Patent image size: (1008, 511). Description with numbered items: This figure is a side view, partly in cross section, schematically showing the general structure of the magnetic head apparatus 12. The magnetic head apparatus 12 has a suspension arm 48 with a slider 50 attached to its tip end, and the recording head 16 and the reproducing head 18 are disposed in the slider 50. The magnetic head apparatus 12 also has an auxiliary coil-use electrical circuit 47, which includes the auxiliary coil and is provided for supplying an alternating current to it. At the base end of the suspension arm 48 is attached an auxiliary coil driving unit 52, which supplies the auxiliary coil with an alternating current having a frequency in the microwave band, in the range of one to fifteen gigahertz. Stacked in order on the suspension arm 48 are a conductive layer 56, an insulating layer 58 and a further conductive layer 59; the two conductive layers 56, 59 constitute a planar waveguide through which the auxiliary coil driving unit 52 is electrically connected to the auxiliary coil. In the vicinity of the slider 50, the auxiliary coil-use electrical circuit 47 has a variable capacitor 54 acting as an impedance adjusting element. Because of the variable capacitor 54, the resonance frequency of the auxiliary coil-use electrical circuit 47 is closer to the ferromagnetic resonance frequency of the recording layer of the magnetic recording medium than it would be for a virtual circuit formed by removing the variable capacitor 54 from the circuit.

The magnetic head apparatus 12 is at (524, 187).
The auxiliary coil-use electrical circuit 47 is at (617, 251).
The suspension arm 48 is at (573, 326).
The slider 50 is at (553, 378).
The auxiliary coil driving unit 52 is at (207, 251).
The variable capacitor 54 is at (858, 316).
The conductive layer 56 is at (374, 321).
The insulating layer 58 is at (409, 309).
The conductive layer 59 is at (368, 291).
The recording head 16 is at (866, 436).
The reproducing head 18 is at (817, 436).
___
• _SHORT PROBLEM_: Pick out each line above that contains the word "magnetic", matching its case exactly.

• _OUTPUT OF THE EXERCISE_:
Patent image size: (1008, 511). Description with numbered items: This figure is a side view, partly in cross section, schematically showing the general structure of the magnetic head apparatus 12. The magnetic head apparatus 12 has a suspension arm 48 with a slider 50 attached to its tip end, and the recording head 16 and the reproducing head 18 are disposed in the slider 50. The magnetic head apparatus 12 also has an auxiliary coil-use electrical circuit 47, which includes the auxiliary coil and is provided for supplying an alternating current to it. At the base end of the suspension arm 48 is attached an auxiliary coil driving unit 52, which supplies the auxiliary coil with an alternating current having a frequency in the microwave band, in the range of one to fifteen gigahertz. Stacked in order on the suspension arm 48 are a conductive layer 56, an insulating layer 58 and a further conductive layer 59; the two conductive layers 56, 59 constitute a planar waveguide through which the auxiliary coil driving unit 52 is electrically connected to the auxiliary coil. In the vicinity of the slider 50, the auxiliary coil-use electrical circuit 47 has a variable capacitor 54 acting as an impedance adjusting element. Because of the variable capacitor 54, the resonance frequency of the auxiliary coil-use electrical circuit 47 is closer to the ferromagnetic resonance frequency of the recording layer of the magnetic recording medium than it would be for a virtual circuit formed by removing the variable capacitor 54 from the circuit.
The magnetic head apparatus 12 is at (524, 187).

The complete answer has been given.